Quote the listing below in its entirety, omitting every image.

■ ■ ■

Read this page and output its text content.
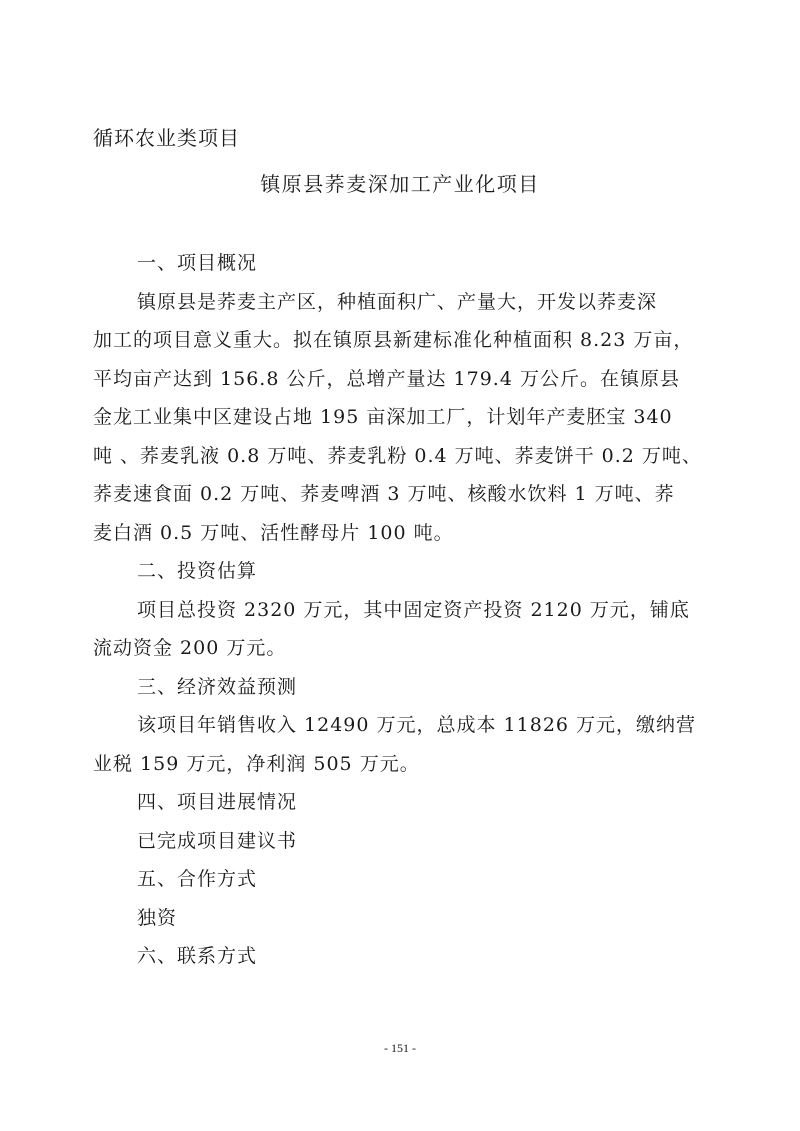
循环农业类项目
镇原县荞麦深加工产业化项目
一、项目概况
镇原县是荞麦主产区，种植面积广、产量大，开发以荞麦深
加工的项目意义重大。拟在镇原县新建标准化种植面积 8.23 万亩，
平均亩产达到 156.8 公斤，总增产量达 179.4 万公斤。在镇原县
金龙工业集中区建设占地 195 亩深加工厂，计划年产麦胚宝 340
吨 、荞麦乳液 0.8 万吨、荞麦乳粉 0.4 万吨、荞麦饼干 0.2 万吨、
荞麦速食面 0.2 万吨、荞麦啤酒 3 万吨、核酸水饮料 1 万吨、荞
麦白酒 0.5 万吨、活性酵母片 100 吨。
二、投资估算
项目总投资 2320 万元，其中固定资产投资 2120 万元，铺底
流动资金 200 万元。
三、经济效益预测
该项目年销售收入 12490 万元，总成本 11826 万元，缴纳营
业税 159 万元，净利润 505 万元。
四、项目进展情况
已完成项目建议书
五、合作方式
独资
六、联系方式
- 151 -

■ ■ ■

Reply:
Read this page and output its text content.
循环农业类项目
镇原县荞麦深加工产业化项目
一、项目概况
镇原县是荞麦主产区，种植面积广、产量大，开发以荞麦深
加工的项目意义重大。拟在镇原县新建标准化种植面积 8.23 万亩，
平均亩产达到 156.8 公斤，总增产量达 179.4 万公斤。在镇原县
金龙工业集中区建设占地 195 亩深加工厂，计划年产麦胚宝 340
吨 、荞麦乳液 0.8 万吨、荞麦乳粉 0.4 万吨、荞麦饼干 0.2 万吨、
荞麦速食面 0.2 万吨、荞麦啤酒 3 万吨、核酸水饮料 1 万吨、荞
麦白酒 0.5 万吨、活性酵母片 100 吨。
二、投资估算
项目总投资 2320 万元，其中固定资产投资 2120 万元，铺底
流动资金 200 万元。
三、经济效益预测
该项目年销售收入 12490 万元，总成本 11826 万元，缴纳营
业税 159 万元，净利润 505 万元。
四、项目进展情况
已完成项目建议书
五、合作方式
独资
六、联系方式
- 151 -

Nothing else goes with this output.